TASK | Examine the records and identify each line that includes the string "text". Copy those lines.

SUPPLIED DATA |
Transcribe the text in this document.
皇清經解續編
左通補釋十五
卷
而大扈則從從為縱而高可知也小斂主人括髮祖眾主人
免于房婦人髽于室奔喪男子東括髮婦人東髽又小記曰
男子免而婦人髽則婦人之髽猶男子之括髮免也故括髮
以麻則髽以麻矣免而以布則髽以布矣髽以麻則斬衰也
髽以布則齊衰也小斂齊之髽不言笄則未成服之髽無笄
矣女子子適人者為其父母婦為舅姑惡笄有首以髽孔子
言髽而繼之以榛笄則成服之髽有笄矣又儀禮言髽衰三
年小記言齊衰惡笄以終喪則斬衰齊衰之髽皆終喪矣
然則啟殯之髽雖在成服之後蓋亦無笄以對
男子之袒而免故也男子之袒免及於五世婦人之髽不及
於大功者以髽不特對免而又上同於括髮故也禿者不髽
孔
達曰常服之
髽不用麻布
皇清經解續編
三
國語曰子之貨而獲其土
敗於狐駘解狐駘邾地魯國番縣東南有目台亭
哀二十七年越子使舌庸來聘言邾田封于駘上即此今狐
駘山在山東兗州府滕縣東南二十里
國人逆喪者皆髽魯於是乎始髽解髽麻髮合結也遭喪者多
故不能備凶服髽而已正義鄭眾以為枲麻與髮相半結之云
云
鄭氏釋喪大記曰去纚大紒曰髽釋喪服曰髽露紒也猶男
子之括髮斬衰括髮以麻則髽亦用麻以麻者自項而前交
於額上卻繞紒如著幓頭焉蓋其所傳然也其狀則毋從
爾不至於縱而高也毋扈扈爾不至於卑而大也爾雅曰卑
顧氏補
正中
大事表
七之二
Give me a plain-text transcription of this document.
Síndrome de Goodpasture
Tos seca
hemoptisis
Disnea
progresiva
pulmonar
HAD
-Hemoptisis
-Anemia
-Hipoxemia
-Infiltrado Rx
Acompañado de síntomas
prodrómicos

RESPONSE |
Transcribe the text in this document.
Give me a plain-text transcription of this document.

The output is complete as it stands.